MATERIAL SHOWN section start

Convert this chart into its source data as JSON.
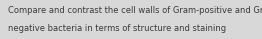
{
  "text_line1": "Compare and contrast the cell walls of Gram-positive and Gram-",
  "text_line2": "negative bacteria in terms of structure and staining",
  "background_color": "#d8d8d8",
  "text_color": "#3a3a3a",
  "font_size": 6.0,
  "fig_width": 2.62,
  "fig_height": 0.39,
  "dpi": 100
}
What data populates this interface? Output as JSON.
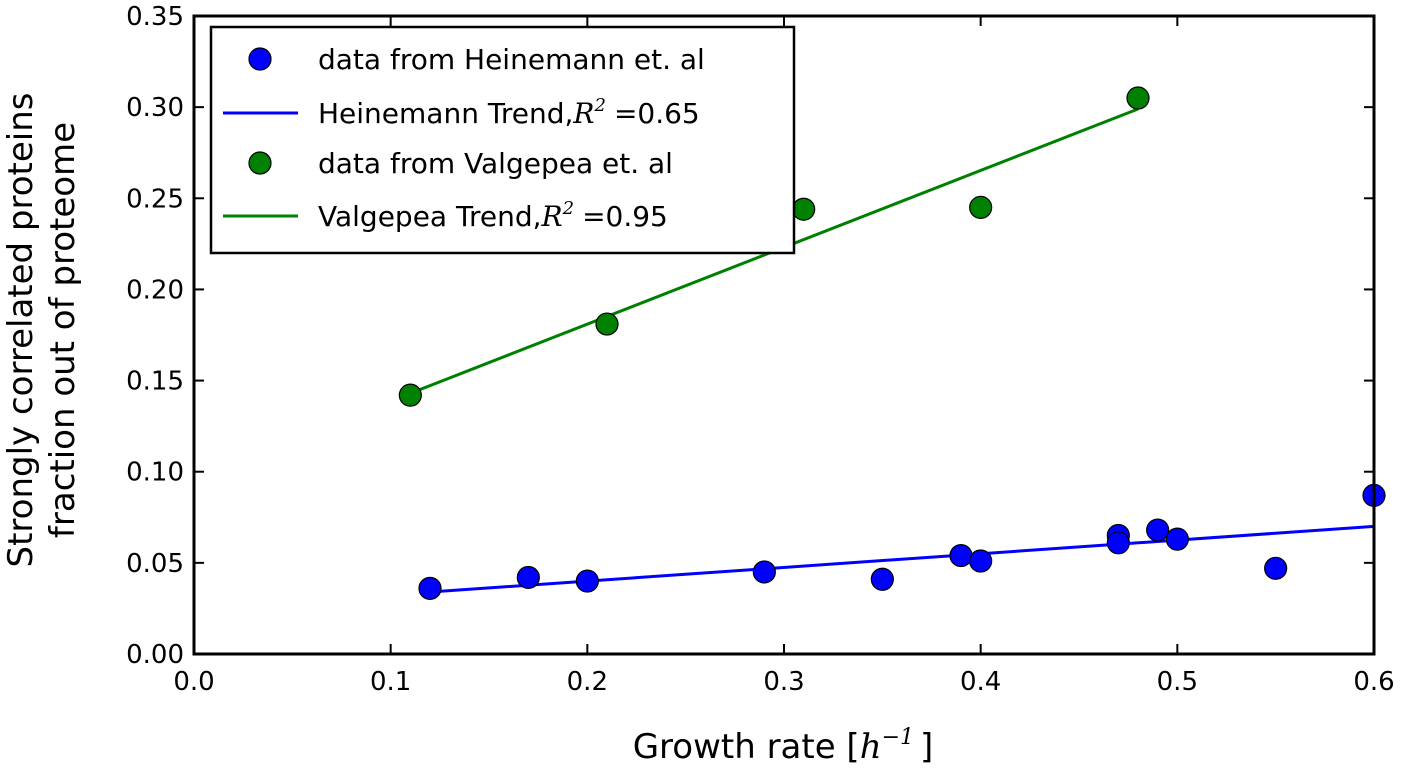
{
  "chart_data": {
    "type": "scatter",
    "xlabel": "Growth rate [",
    "xlabel_math": "h",
    "xlabel_math_sup": "−1",
    "xlabel_end": "]",
    "ylabel_line1": "Strongly correlated proteins",
    "ylabel_line2": "fraction out of proteome",
    "xlim": [
      0.0,
      0.6
    ],
    "ylim": [
      0.0,
      0.35
    ],
    "xticks": [
      0.0,
      0.1,
      0.2,
      0.3,
      0.4,
      0.5,
      0.6
    ],
    "xtick_labels": [
      "0.0",
      "0.1",
      "0.2",
      "0.3",
      "0.4",
      "0.5",
      "0.6"
    ],
    "yticks": [
      0.0,
      0.05,
      0.1,
      0.15,
      0.2,
      0.25,
      0.3,
      0.35
    ],
    "ytick_labels": [
      "0.00",
      "0.05",
      "0.10",
      "0.15",
      "0.20",
      "0.25",
      "0.30",
      "0.35"
    ],
    "grid": false,
    "legend_position": "top-left",
    "series": [
      {
        "name": "data from Heinemann et. al",
        "kind": "scatter",
        "color": "#0000ff",
        "x": [
          0.12,
          0.17,
          0.2,
          0.29,
          0.35,
          0.39,
          0.4,
          0.47,
          0.47,
          0.49,
          0.5,
          0.55,
          0.6
        ],
        "y": [
          0.036,
          0.042,
          0.04,
          0.045,
          0.041,
          0.054,
          0.051,
          0.065,
          0.061,
          0.068,
          0.063,
          0.047,
          0.087
        ]
      },
      {
        "name": "Heinemann Trend,",
        "r2_value": "=0.65",
        "kind": "line",
        "color": "#0000ff",
        "x": [
          0.12,
          0.6
        ],
        "y": [
          0.034,
          0.07
        ]
      },
      {
        "name": "data from Valgepea et. al",
        "kind": "scatter",
        "color": "#008000",
        "x": [
          0.11,
          0.21,
          0.31,
          0.4,
          0.48
        ],
        "y": [
          0.142,
          0.181,
          0.244,
          0.245,
          0.305
        ]
      },
      {
        "name": "Valgepea Trend,",
        "r2_value": "=0.95",
        "kind": "line",
        "color": "#008000",
        "x": [
          0.11,
          0.48
        ],
        "y": [
          0.143,
          0.299
        ]
      }
    ],
    "r2_symbol": "R",
    "r2_sup": "2"
  }
}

MATERIAL SHOWN section end

- DIRECTIONS
Look above for lines with the word "JSON" and copy them all.

- SOLUTION TO THE PROBLEM
Convert this chart into its source data as JSON.
What data populates this interface? Output as JSON.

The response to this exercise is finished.